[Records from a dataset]
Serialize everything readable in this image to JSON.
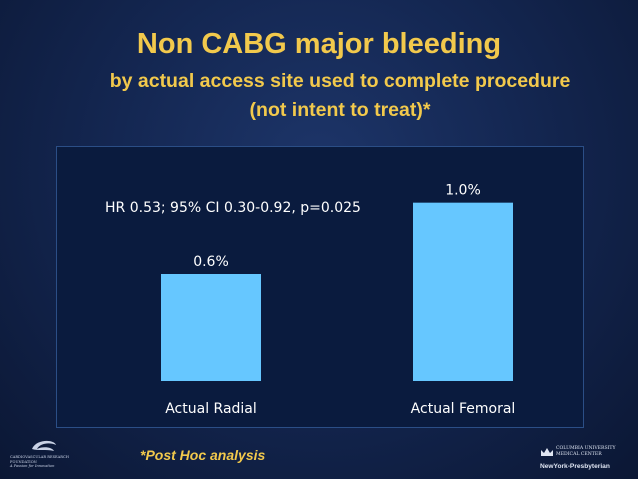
{
  "slide": {
    "title": "Non CABG major bleeding",
    "subtitle": "by actual access site used to complete procedure (not intent to treat)*",
    "footnote": "*Post Hoc analysis"
  },
  "chart_data": {
    "type": "bar",
    "categories": [
      "Actual Radial",
      "Actual Femoral"
    ],
    "values": [
      0.6,
      1.0
    ],
    "data_labels": [
      "0.6%",
      "1.0%"
    ],
    "annotation": "HR 0.53; 95% CI 0.30-0.92, p=0.025",
    "ylim": [
      0,
      1.2
    ],
    "grid": false,
    "legend": "none",
    "bar_color": "#66c7ff"
  },
  "logos": {
    "left_name": "CARDIOVASCULAR RESEARCH FOUNDATION",
    "left_tagline": "A Passion for Innovation",
    "right_university": "COLUMBIA UNIVERSITY MEDICAL CENTER",
    "right_hospital": "NewYork-Presbyterian"
  },
  "colors": {
    "title": "#f2c94c",
    "background": "#142752",
    "panel": "#0a1b3e"
  }
}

◆ **Given exercise**: Quote the records above exactly, leaving out any pictures.

◆ **The response**:
Serialize everything readable in this image to JSON.
{
  "slide": {
    "title": "Non CABG major bleeding",
    "subtitle": "by actual access site used to complete procedure (not intent to treat)*",
    "footnote": "*Post Hoc analysis"
  },
  "chart_data": {
    "type": "bar",
    "categories": [
      "Actual Radial",
      "Actual Femoral"
    ],
    "values": [
      0.6,
      1.0
    ],
    "data_labels": [
      "0.6%",
      "1.0%"
    ],
    "annotation": "HR 0.53; 95% CI 0.30-0.92, p=0.025",
    "ylim": [
      0,
      1.2
    ],
    "grid": false,
    "legend": "none",
    "bar_color": "#66c7ff"
  },
  "logos": {
    "left_name": "CARDIOVASCULAR RESEARCH FOUNDATION",
    "left_tagline": "A Passion for Innovation",
    "right_university": "COLUMBIA UNIVERSITY MEDICAL CENTER",
    "right_hospital": "NewYork-Presbyterian"
  },
  "colors": {
    "title": "#f2c94c",
    "background": "#142752",
    "panel": "#0a1b3e"
  }
}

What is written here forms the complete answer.